---- Records for this exercise

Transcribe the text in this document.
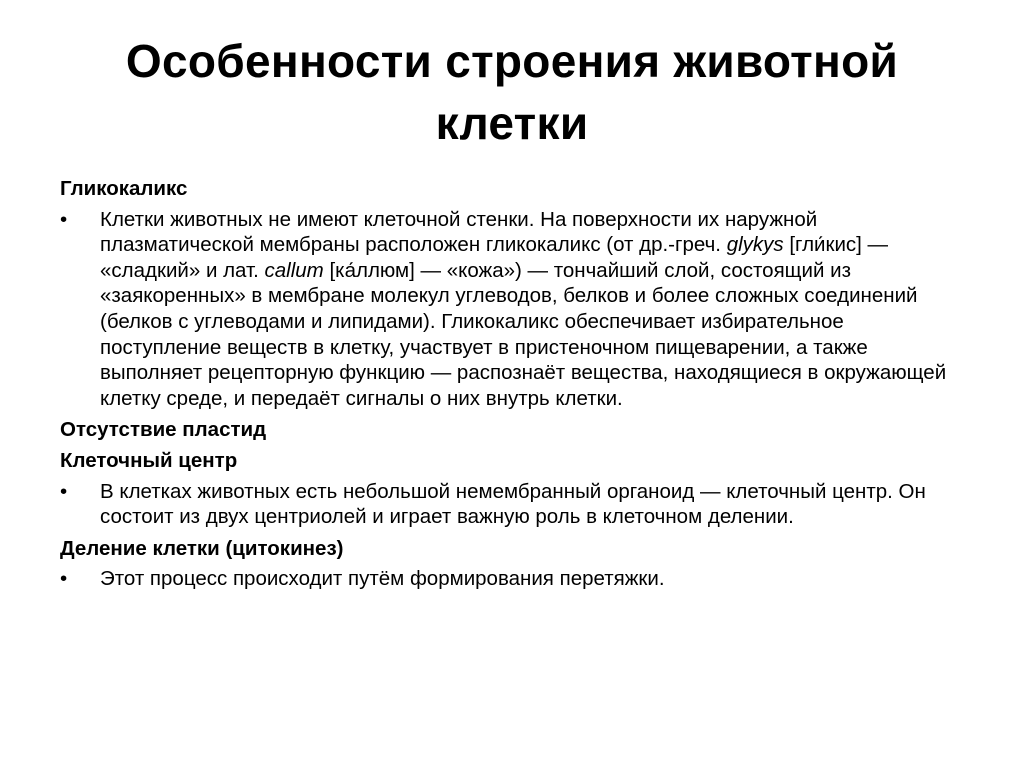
Особенности строения животной
клетки
Гликокаликс
•
Клетки животных не имеют клеточной стенки. На поверхности их наружной плазматической мембраны расположен гликокаликс (от др.-греч. glykys [гли́кис] — «сладкий» и лат. callum [ка́ллюм] — «кожа») — тончайший слой, состоящий из «заякоренных» в мембране молекул углеводов, белков и более сложных соединений (белков с углеводами и липидами). Гликокаликс обеспечивает избирательное поступление веществ в клетку, участвует в пристеночном пищеварении, а также выполняет рецепторную функцию — распознаёт вещества, находящиеся в окружающей клетку среде, и передаёт сигналы о них внутрь клетки.
Отсутствие пластид
Клеточный центр
•
В клетках животных есть небольшой немембранный органоид — клеточный центр. Он состоит из двух центриолей и играет важную роль в клеточном делении.
Деление клетки (цитокинез)
•
Этот процесс происходит путём формирования перетяжки.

--------

Direction - Output nothing but the number of lines in the data containing the string "Гликокаликс".

Solution - 2